__Текст для чтения__

++++++++++

Юноша-гимназист выступает и как режиссёр, в частности, поставивший «Разговоры дам» по произведениям Гоголя и инсценировавший «Бежин луг» Тургенева. «Он взялся за работу с большим рвением, — вспоминает тот же М. А. Дьяконов, — и я до сих пор помню, как мы часами декламировали и играли в полуосвещённом классе под руководством Максимилиана Александровича. Он изучал с нами каждое слово, каждую интонацию и положил немало труда, чтобы добиться успеха. И успех был! По словам зрителей… мы, мальчуганы, читали изумительно!.. Максимилиан Александрович всё время стоял за кулисами, подбадривая нас, пока мы были на сцене, и дирижировал группой восьмиклассников, изображавших собак…» Как видим, чувство юмора не изменяло Максу и в его сценической деятельности.

Первенствовал Волошин и на художническом поприще. Это было особенно знаменательно — ведь попечителем гимназии был не кто иной, как великий художник-маринист Иван Константинович Айвазовский, который одобрительно отзывался о рисунках талантливого юноши. А уж как Максу было приятно… С присущей ему «трепетной обстоятельностью» начинающий художник захлёбывается в словах: «Феодосия отмечена в летописях русского искусства как город Айвазовского… Здесь не было ни одного дома, в котором не висело бы одного или нескольких этюдов или картин Айвазовского… Авторитет искусства был утверждён Айвазовским в сердцах феодосийцев во всей славе его земного блеска». Макс славословит и хулиганит. Дело в том, что он предаётся рисованию не только в свободное от учёбы время. Оно, как и поэзия, нередко становилось реакцией на серые и скучные уроки, в частности Закона Божьего, когда Волошин делал наброски своих однокашников, учителей, сочинял экспромты.

++++++++++

__Фрагмент источника__
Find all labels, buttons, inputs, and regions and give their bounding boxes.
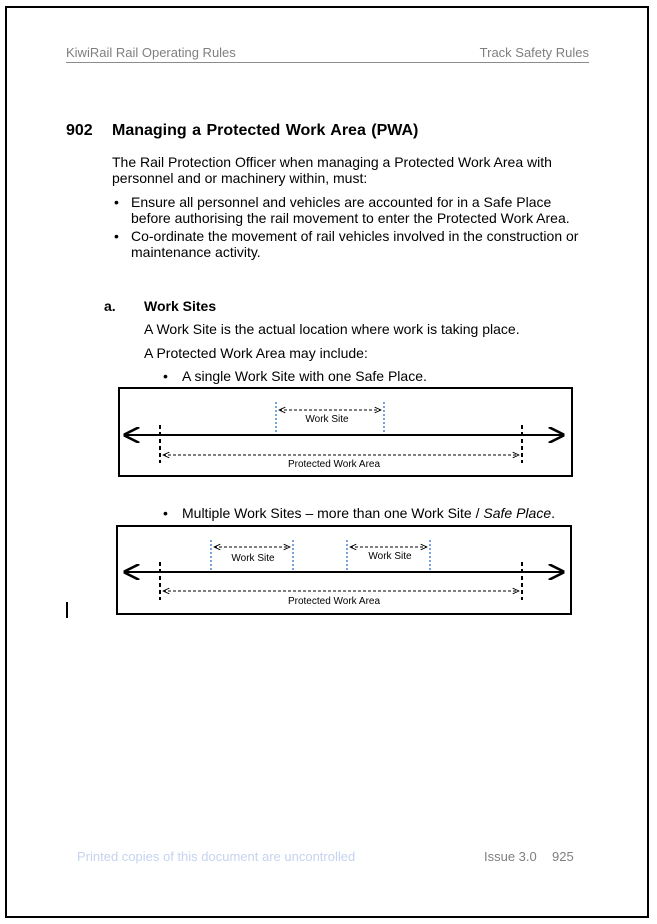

++++++++++

__Задание__
Продублируйте отрывок из текста о гимназических годах Волошина: всё, начиная со слов «Юноша-гимназист выступает и» и вплоть до слов «его сценической деятельности.».

__Ответ__
Юноша-гимназист выступает и как режиссёр, в частности, поставивший «Разговоры дам» по произведениям Гоголя и инсценировавший «Бежин луг» Тургенева. «Он взялся за работу с большим рвением, — вспоминает тот же М. А. Дьяконов, — и я до сих пор помню, как мы часами декламировали и играли в полуосвещённом классе под руководством Максимилиана Александровича. Он изучал с нами каждое слово, каждую интонацию и положил немало труда, чтобы добиться успеха. И успех был! По словам зрителей… мы, мальчуганы, читали изумительно!.. Максимилиан Александрович всё время стоял за кулисами, подбадривая нас, пока мы были на сцене, и дирижировал группой восьмиклассников, изображавших собак…» Как видим, чувство юмора не изменяло Максу и в его сценической деятельности.